Items listed in a dataset:
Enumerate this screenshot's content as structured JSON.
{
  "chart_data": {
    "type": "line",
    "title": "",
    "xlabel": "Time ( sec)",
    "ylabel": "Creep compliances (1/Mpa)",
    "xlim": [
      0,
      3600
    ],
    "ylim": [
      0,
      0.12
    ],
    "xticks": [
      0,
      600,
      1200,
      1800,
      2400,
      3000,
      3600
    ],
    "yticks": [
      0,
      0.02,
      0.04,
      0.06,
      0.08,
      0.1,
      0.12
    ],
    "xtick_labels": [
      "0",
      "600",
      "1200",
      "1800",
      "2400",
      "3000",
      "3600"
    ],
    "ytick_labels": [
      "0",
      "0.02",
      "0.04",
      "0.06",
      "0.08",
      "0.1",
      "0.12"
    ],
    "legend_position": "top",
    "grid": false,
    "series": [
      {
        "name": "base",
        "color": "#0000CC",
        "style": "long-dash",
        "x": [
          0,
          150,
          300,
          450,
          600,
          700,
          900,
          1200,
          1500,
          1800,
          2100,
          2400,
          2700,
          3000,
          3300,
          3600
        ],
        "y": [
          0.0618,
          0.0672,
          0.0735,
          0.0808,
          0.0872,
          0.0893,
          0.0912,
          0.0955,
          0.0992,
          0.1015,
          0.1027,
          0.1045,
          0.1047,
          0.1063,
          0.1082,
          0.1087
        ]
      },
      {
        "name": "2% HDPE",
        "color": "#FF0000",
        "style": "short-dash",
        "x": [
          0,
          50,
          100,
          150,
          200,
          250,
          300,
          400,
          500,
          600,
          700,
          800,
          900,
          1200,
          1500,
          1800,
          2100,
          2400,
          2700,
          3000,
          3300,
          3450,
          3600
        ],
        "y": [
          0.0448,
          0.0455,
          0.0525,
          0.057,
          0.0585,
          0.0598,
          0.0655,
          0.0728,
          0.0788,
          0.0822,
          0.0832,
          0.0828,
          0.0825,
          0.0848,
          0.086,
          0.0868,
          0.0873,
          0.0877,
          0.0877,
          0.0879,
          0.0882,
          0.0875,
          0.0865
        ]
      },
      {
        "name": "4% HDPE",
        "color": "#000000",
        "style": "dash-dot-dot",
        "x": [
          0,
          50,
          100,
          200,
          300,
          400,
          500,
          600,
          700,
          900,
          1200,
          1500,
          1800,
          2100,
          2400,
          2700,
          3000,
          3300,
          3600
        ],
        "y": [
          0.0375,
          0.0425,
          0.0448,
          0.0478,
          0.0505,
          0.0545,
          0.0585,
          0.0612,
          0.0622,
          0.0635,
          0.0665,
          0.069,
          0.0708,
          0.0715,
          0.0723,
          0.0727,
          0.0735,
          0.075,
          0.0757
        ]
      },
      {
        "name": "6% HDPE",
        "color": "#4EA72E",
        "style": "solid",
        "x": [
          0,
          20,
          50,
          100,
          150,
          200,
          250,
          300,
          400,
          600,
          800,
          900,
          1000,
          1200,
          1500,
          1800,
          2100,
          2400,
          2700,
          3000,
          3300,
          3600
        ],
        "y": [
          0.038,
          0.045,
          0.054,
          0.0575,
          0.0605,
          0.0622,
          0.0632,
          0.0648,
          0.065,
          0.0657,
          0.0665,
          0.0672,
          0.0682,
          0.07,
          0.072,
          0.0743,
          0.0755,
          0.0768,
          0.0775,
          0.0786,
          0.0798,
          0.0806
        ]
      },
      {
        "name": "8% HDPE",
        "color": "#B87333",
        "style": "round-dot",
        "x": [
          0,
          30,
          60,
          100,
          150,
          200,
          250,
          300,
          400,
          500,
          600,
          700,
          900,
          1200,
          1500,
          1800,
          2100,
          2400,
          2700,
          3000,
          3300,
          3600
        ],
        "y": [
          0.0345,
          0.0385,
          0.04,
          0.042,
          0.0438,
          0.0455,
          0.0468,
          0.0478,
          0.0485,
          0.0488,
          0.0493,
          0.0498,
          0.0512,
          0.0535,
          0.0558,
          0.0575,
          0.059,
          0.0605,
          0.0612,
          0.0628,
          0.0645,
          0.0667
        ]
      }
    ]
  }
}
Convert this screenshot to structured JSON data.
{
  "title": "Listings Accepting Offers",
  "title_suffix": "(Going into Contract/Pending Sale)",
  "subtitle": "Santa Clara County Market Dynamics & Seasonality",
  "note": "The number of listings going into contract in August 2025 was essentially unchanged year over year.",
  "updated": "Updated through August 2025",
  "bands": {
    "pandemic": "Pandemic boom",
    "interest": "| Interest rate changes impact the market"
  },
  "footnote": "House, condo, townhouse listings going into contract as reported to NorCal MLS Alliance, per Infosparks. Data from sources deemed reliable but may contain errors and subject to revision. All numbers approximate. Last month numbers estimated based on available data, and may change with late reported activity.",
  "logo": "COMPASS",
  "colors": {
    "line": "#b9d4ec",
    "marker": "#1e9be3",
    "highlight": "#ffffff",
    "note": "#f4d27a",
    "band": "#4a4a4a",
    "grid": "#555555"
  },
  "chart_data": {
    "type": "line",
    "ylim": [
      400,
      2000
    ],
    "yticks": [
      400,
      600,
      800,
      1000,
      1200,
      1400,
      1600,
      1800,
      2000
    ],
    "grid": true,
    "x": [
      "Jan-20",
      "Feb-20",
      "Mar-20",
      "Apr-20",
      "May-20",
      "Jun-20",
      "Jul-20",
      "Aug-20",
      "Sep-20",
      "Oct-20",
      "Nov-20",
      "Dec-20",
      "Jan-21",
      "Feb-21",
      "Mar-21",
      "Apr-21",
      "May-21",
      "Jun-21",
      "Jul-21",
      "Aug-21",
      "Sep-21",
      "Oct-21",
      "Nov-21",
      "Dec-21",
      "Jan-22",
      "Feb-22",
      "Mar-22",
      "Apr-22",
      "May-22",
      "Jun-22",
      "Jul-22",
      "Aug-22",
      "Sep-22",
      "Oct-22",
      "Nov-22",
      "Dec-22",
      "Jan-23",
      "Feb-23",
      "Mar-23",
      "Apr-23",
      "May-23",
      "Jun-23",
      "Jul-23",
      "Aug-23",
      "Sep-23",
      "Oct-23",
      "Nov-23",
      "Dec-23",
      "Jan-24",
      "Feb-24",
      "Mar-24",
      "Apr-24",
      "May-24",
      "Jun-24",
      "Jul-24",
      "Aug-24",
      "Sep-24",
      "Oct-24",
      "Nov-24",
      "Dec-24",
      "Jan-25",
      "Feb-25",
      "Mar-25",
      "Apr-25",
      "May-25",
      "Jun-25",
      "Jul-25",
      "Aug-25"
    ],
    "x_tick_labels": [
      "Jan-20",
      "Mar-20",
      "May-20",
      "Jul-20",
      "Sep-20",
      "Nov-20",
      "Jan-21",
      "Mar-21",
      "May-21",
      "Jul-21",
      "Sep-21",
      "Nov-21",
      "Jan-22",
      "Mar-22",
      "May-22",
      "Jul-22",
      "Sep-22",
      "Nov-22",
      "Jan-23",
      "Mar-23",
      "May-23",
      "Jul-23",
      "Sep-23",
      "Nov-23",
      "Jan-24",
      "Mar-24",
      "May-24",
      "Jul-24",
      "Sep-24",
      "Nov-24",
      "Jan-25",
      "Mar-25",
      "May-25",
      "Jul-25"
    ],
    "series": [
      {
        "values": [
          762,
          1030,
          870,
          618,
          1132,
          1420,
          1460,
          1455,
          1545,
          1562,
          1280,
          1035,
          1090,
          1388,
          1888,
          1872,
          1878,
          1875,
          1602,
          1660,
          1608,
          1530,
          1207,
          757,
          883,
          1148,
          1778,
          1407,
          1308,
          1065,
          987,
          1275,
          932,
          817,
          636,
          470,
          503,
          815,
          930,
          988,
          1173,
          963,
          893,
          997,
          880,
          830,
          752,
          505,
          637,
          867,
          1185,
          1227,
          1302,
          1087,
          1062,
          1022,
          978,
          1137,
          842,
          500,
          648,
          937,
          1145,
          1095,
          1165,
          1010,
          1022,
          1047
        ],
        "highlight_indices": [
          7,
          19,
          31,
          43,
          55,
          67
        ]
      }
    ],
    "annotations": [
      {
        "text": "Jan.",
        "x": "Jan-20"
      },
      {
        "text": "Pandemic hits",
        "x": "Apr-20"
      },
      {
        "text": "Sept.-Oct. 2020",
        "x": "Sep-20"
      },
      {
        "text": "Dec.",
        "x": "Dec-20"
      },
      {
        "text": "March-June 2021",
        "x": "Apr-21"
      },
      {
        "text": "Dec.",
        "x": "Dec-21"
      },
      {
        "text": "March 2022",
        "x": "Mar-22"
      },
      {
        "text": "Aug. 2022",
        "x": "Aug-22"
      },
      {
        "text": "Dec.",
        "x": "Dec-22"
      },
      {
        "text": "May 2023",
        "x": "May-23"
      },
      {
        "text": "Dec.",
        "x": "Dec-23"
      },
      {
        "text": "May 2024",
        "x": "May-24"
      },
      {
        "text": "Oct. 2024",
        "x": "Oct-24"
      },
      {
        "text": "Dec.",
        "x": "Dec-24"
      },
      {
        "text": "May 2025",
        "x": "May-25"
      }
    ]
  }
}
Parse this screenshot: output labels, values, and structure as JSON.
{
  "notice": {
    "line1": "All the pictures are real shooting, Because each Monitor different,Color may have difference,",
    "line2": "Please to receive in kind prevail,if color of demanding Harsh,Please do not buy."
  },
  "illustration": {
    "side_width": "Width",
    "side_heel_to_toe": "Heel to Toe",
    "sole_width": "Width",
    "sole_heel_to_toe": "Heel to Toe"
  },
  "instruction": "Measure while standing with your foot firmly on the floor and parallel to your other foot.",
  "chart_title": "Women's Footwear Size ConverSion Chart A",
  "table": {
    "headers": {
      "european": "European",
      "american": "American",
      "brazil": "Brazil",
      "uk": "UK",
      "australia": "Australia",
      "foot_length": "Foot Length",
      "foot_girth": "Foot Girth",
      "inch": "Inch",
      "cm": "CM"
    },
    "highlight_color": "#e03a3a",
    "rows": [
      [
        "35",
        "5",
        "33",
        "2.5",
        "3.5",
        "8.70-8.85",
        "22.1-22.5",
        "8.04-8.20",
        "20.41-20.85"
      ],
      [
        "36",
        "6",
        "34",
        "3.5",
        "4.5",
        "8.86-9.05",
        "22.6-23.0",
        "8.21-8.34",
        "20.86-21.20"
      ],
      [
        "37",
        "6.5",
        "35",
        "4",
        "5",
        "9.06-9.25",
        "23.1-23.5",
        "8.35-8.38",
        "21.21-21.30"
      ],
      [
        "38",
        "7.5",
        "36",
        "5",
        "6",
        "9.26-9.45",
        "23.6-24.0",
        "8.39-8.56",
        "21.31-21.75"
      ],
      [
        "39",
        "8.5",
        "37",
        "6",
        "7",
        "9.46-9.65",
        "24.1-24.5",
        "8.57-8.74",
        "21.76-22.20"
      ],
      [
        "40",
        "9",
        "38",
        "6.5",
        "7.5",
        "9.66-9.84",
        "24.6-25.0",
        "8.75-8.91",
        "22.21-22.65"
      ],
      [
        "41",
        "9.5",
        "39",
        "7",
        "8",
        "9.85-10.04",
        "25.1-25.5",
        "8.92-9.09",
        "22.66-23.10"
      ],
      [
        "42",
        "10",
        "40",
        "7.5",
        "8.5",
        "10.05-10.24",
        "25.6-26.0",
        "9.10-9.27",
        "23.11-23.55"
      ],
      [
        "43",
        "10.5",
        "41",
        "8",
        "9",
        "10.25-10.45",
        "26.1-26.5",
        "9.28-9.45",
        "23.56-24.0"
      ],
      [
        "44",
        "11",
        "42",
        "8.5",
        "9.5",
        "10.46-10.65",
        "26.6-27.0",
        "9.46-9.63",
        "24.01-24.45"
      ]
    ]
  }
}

### EXERCISE TASK
For each line in the data above that contains the string "Pandemic", extract the line.

### THE ANSWER
    "pandemic": "Pandemic boom",
        "text": "Pandemic hits",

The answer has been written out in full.